'''
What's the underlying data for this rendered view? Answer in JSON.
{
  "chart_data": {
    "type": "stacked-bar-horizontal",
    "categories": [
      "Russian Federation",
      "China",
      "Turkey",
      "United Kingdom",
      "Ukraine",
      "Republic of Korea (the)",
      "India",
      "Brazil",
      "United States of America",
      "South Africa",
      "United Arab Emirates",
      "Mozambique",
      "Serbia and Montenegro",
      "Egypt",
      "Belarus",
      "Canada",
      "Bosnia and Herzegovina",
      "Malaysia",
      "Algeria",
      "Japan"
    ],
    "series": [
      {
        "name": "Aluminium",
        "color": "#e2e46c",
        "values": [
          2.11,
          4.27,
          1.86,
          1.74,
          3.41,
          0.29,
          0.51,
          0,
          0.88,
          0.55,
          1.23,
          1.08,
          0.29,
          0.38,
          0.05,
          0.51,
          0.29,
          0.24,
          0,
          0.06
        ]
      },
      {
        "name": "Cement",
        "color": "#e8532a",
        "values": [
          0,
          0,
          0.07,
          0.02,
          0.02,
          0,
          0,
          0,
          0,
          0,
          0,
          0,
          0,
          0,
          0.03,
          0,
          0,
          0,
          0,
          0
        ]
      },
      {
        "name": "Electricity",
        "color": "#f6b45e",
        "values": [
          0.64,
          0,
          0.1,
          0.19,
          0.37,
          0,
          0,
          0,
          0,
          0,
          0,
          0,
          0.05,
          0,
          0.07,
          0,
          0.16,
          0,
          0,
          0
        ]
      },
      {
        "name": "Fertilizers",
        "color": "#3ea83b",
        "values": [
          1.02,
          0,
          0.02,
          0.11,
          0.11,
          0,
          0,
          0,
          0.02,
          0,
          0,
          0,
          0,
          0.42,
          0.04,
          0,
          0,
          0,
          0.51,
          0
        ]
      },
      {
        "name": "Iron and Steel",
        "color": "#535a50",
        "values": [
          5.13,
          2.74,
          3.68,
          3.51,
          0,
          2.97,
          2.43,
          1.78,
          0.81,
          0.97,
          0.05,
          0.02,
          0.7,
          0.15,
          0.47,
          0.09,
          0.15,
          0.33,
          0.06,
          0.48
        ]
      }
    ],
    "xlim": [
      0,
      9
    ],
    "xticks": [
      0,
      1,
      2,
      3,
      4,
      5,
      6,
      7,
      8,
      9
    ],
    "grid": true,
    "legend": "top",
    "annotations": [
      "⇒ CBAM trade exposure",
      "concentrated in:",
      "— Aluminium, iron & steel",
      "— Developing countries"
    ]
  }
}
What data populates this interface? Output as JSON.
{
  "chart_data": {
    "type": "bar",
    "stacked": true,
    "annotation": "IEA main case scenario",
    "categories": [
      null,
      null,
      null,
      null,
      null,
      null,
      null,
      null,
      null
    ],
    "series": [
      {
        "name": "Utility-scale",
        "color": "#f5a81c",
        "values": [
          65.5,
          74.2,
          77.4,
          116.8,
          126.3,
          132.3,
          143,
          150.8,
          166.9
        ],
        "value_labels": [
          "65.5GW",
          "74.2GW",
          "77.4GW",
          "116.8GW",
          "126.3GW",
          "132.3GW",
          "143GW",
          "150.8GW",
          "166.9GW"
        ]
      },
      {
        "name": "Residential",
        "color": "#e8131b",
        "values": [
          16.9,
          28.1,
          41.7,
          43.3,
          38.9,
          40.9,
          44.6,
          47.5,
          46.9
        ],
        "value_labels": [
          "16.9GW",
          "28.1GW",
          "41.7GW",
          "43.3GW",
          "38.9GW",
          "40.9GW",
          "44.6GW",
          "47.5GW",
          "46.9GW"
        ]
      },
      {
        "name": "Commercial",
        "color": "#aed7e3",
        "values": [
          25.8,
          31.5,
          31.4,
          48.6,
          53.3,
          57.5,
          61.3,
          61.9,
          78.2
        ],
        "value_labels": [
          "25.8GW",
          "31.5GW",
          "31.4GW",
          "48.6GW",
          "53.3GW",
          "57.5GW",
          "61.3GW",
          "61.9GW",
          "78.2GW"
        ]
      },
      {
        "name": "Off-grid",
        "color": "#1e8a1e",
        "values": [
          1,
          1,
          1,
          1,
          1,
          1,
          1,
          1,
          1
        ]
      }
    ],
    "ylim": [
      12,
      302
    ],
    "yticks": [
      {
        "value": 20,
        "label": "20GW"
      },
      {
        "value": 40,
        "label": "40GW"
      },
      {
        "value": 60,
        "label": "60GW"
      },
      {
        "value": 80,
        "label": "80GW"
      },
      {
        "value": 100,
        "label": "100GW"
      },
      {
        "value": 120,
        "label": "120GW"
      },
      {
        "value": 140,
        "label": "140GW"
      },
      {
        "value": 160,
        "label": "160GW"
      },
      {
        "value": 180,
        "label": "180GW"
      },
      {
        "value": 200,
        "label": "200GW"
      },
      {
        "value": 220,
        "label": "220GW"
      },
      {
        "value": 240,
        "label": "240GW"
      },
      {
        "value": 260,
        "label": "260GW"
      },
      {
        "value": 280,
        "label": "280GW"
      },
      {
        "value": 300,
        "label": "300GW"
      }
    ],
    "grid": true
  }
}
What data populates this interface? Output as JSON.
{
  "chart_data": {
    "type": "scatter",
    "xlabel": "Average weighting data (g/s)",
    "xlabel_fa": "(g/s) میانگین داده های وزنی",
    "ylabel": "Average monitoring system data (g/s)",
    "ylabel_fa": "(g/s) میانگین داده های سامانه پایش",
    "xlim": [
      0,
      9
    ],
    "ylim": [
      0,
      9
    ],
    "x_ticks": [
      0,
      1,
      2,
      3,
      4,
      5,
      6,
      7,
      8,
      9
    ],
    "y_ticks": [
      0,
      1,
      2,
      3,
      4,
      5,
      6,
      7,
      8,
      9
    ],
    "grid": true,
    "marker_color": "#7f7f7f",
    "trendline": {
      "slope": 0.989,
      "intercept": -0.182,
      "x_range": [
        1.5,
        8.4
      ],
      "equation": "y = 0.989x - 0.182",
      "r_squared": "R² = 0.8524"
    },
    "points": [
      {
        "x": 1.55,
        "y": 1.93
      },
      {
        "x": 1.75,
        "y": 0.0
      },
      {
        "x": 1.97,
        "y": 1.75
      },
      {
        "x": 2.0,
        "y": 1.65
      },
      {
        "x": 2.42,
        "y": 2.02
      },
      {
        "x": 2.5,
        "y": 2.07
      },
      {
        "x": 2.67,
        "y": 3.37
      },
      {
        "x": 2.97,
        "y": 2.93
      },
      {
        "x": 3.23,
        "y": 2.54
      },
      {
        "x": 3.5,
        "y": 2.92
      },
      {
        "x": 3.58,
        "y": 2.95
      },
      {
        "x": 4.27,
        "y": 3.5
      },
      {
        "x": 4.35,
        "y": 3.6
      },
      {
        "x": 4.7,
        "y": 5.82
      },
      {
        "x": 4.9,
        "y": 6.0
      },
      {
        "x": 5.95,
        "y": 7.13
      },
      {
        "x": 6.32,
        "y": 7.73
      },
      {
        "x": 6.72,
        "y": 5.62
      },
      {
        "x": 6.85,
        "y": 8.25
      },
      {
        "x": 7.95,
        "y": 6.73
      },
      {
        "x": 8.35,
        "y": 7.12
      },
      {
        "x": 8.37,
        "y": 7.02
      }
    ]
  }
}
'''
• EXERCISE DETAILS:
Word for word, write out the data.

• REPLY TO THE EXERCISE:
What's the underlying data for this rendered view? Answer in JSON.
{
  "chart_data": {
    "type": "stacked-bar-horizontal",
    "categories": [
      "Russian Federation",
      "China",
      "Turkey",
      "United Kingdom",
      "Ukraine",
      "Republic of Korea (the)",
      "India",
      "Brazil",
      "United States of America",
      "South Africa",
      "United Arab Emirates",
      "Mozambique",
      "Serbia and Montenegro",
      "Egypt",
      "Belarus",
      "Canada",
      "Bosnia and Herzegovina",
      "Malaysia",
      "Algeria",
      "Japan"
    ],
    "series": [
      {
        "name": "Aluminium",
        "color": "#e2e46c",
        "values": [
          2.11,
          4.27,
          1.86,
          1.74,
          3.41,
          0.29,
          0.51,
          0,
          0.88,
          0.55,
          1.23,
          1.08,
          0.29,
          0.38,
          0.05,
          0.51,
          0.29,
          0.24,
          0,
          0.06
        ]
      },
      {
        "name": "Cement",
        "color": "#e8532a",
        "values": [
          0,
          0,
          0.07,
          0.02,
          0.02,
          0,
          0,
          0,
          0,
          0,
          0,
          0,
          0,
          0,
          0.03,
          0,
          0,
          0,
          0,
          0
        ]
      },
      {
        "name": "Electricity",
        "color": "#f6b45e",
        "values": [
          0.64,
          0,
          0.1,
          0.19,
          0.37,
          0,
          0,
          0,
          0,
          0,
          0,
          0,
          0.05,
          0,
          0.07,
          0,
          0.16,
          0,
          0,
          0
        ]
      },
      {
        "name": "Fertilizers",
        "color": "#3ea83b",
        "values": [
          1.02,
          0,
          0.02,
          0.11,
          0.11,
          0,
          0,
          0,
          0.02,
          0,
          0,
          0,
          0,
          0.42,
          0.04,
          0,
          0,
          0,
          0.51,
          0
        ]
      },
      {
        "name": "Iron and Steel",
        "color": "#535a50",
        "values": [
          5.13,
          2.74,
          3.68,
          3.51,
          0,
          2.97,
          2.43,
          1.78,
          0.81,
          0.97,
          0.05,
          0.02,
          0.7,
          0.15,
          0.47,
          0.09,
          0.15,
          0.33,
          0.06,
          0.48
        ]
      }
    ],
    "xlim": [
      0,
      9
    ],
    "xticks": [
      0,
      1,
      2,
      3,
      4,
      5,
      6,
      7,
      8,
      9
    ],
    "grid": true,
    "legend": "top",
    "annotations": [
      "⇒ CBAM trade exposure",
      "concentrated in:",
      "— Aluminium, iron & steel",
      "— Developing countries"
    ]
  }
}
What data populates this interface? Output as JSON.
{
  "chart_data": {
    "type": "bar",
    "stacked": true,
    "annotation": "IEA main case scenario",
    "categories": [
      null,
      null,
      null,
      null,
      null,
      null,
      null,
      null,
      null
    ],
    "series": [
      {
        "name": "Utility-scale",
        "color": "#f5a81c",
        "values": [
          65.5,
          74.2,
          77.4,
          116.8,
          126.3,
          132.3,
          143,
          150.8,
          166.9
        ],
        "value_labels": [
          "65.5GW",
          "74.2GW",
          "77.4GW",
          "116.8GW",
          "126.3GW",
          "132.3GW",
          "143GW",
          "150.8GW",
          "166.9GW"
        ]
      },
      {
        "name": "Residential",
        "color": "#e8131b",
        "values": [
          16.9,
          28.1,
          41.7,
          43.3,
          38.9,
          40.9,
          44.6,
          47.5,
          46.9
        ],
        "value_labels": [
          "16.9GW",
          "28.1GW",
          "41.7GW",
          "43.3GW",
          "38.9GW",
          "40.9GW",
          "44.6GW",
          "47.5GW",
          "46.9GW"
        ]
      },
      {
        "name": "Commercial",
        "color": "#aed7e3",
        "values": [
          25.8,
          31.5,
          31.4,
          48.6,
          53.3,
          57.5,
          61.3,
          61.9,
          78.2
        ],
        "value_labels": [
          "25.8GW",
          "31.5GW",
          "31.4GW",
          "48.6GW",
          "53.3GW",
          "57.5GW",
          "61.3GW",
          "61.9GW",
          "78.2GW"
        ]
      },
      {
        "name": "Off-grid",
        "color": "#1e8a1e",
        "values": [
          1,
          1,
          1,
          1,
          1,
          1,
          1,
          1,
          1
        ]
      }
    ],
    "ylim": [
      12,
      302
    ],
    "yticks": [
      {
        "value": 20,
        "label": "20GW"
      },
      {
        "value": 40,
        "label": "40GW"
      },
      {
        "value": 60,
        "label": "60GW"
      },
      {
        "value": 80,
        "label": "80GW"
      },
      {
        "value": 100,
        "label": "100GW"
      },
      {
        "value": 120,
        "label": "120GW"
      },
      {
        "value": 140,
        "label": "140GW"
      },
      {
        "value": 160,
        "label": "160GW"
      },
      {
        "value": 180,
        "label": "180GW"
      },
      {
        "value": 200,
        "label": "200GW"
      },
      {
        "value": 220,
        "label": "220GW"
      },
      {
        "value": 240,
        "label": "240GW"
      },
      {
        "value": 260,
        "label": "260GW"
      },
      {
        "value": 280,
        "label": "280GW"
      },
      {
        "value": 300,
        "label": "300GW"
      }
    ],
    "grid": true
  }
}
What data populates this interface? Output as JSON.
{
  "chart_data": {
    "type": "scatter",
    "xlabel": "Average weighting data (g/s)",
    "xlabel_fa": "(g/s) میانگین داده های وزنی",
    "ylabel": "Average monitoring system data (g/s)",
    "ylabel_fa": "(g/s) میانگین داده های سامانه پایش",
    "xlim": [
      0,
      9
    ],
    "ylim": [
      0,
      9
    ],
    "x_ticks": [
      0,
      1,
      2,
      3,
      4,
      5,
      6,
      7,
      8,
      9
    ],
    "y_ticks": [
      0,
      1,
      2,
      3,
      4,
      5,
      6,
      7,
      8,
      9
    ],
    "grid": true,
    "marker_color": "#7f7f7f",
    "trendline": {
      "slope": 0.989,
      "intercept": -0.182,
      "x_range": [
        1.5,
        8.4
      ],
      "equation": "y = 0.989x - 0.182",
      "r_squared": "R² = 0.8524"
    },
    "points": [
      {
        "x": 1.55,
        "y": 1.93
      },
      {
        "x": 1.75,
        "y": 0.0
      },
      {
        "x": 1.97,
        "y": 1.75
      },
      {
        "x": 2.0,
        "y": 1.65
      },
      {
        "x": 2.42,
        "y": 2.02
      },
      {
        "x": 2.5,
        "y": 2.07
      },
      {
        "x": 2.67,
        "y": 3.37
      },
      {
        "x": 2.97,
        "y": 2.93
      },
      {
        "x": 3.23,
        "y": 2.54
      },
      {
        "x": 3.5,
        "y": 2.92
      },
      {
        "x": 3.58,
        "y": 2.95
      },
      {
        "x": 4.27,
        "y": 3.5
      },
      {
        "x": 4.35,
        "y": 3.6
      },
      {
        "x": 4.7,
        "y": 5.82
      },
      {
        "x": 4.9,
        "y": 6.0
      },
      {
        "x": 5.95,
        "y": 7.13
      },
      {
        "x": 6.32,
        "y": 7.73
      },
      {
        "x": 6.72,
        "y": 5.62
      },
      {
        "x": 6.85,
        "y": 8.25
      },
      {
        "x": 7.95,
        "y": 6.73
      },
      {
        "x": 8.35,
        "y": 7.12
      },
      {
        "x": 8.37,
        "y": 7.02
      }
    ]
  }
}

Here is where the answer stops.